*SHORT EXERCISE*. State how many lines of the records contain the string "label", and give only that number.

[Data items]

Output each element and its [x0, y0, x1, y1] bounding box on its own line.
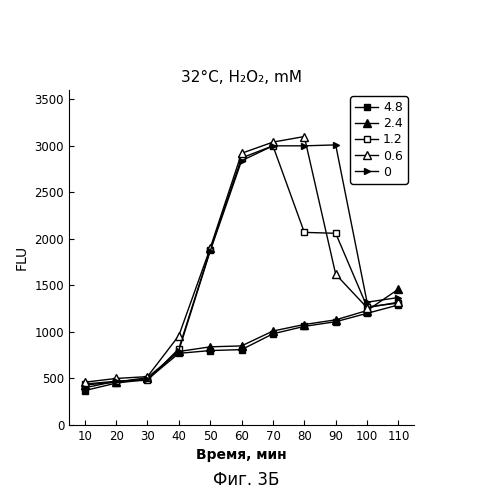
1.2	[113, 378, 119, 384]
0	[395, 294, 401, 300]
4.8	[364, 310, 370, 316]
1.2	[207, 247, 213, 253]
0.6	[207, 245, 213, 251]
4.8	[395, 302, 401, 308]
Line: 2.4: 2.4	[80, 285, 403, 389]
0	[82, 385, 88, 391]
Title: 32°C, H₂O₂, mM: 32°C, H₂O₂, mM	[181, 70, 302, 84]
Line: 0.6: 0.6	[80, 132, 403, 386]
4.8	[207, 348, 213, 354]
4.8	[301, 324, 307, 330]
0.6	[113, 376, 119, 382]
4.8	[113, 380, 119, 386]
1.2	[364, 304, 370, 310]
4.8	[176, 350, 182, 356]
Line: 0: 0	[81, 142, 402, 391]
Text: Фиг. 3Б: Фиг. 3Б	[213, 471, 280, 489]
2.4	[395, 286, 401, 292]
1.2	[333, 230, 339, 236]
2.4	[176, 348, 182, 354]
1.2	[82, 381, 88, 387]
0	[207, 248, 213, 254]
1.2	[301, 230, 307, 235]
4.8	[82, 388, 88, 394]
0	[364, 299, 370, 305]
2.4	[333, 317, 339, 323]
0	[144, 376, 150, 382]
0	[239, 158, 245, 164]
0.6	[364, 304, 370, 310]
2.4	[270, 328, 276, 334]
1.2	[270, 143, 276, 149]
X-axis label: Время, мин: Время, мин	[196, 448, 287, 462]
1.2	[176, 346, 182, 352]
Line: 1.2: 1.2	[81, 142, 402, 388]
0.6	[270, 139, 276, 145]
2.4	[364, 308, 370, 314]
0.6	[82, 379, 88, 385]
0	[270, 143, 276, 149]
2.4	[207, 344, 213, 350]
2.4	[301, 322, 307, 328]
0.6	[301, 134, 307, 140]
0.6	[239, 150, 245, 156]
0.6	[144, 374, 150, 380]
2.4	[239, 343, 245, 349]
2.4	[113, 379, 119, 385]
Y-axis label: FLU: FLU	[15, 245, 29, 270]
4.8	[239, 346, 245, 352]
4.8	[270, 331, 276, 337]
0.6	[333, 271, 339, 277]
2.4	[144, 374, 150, 380]
4.8	[144, 376, 150, 382]
0	[113, 378, 119, 384]
Legend: 4.8, 2.4, 1.2, 0.6, 0: 4.8, 2.4, 1.2, 0.6, 0	[351, 96, 408, 184]
Line: 4.8: 4.8	[81, 302, 402, 394]
2.4	[82, 382, 88, 388]
4.8	[333, 318, 339, 324]
1.2	[144, 378, 150, 384]
0.6	[395, 299, 401, 305]
1.2	[239, 155, 245, 161]
0	[333, 142, 339, 148]
0	[301, 143, 307, 149]
0.6	[176, 332, 182, 338]
1.2	[395, 300, 401, 306]
0	[176, 348, 182, 354]
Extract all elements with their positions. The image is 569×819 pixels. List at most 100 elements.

*PROBLEM SOLUTION*. 2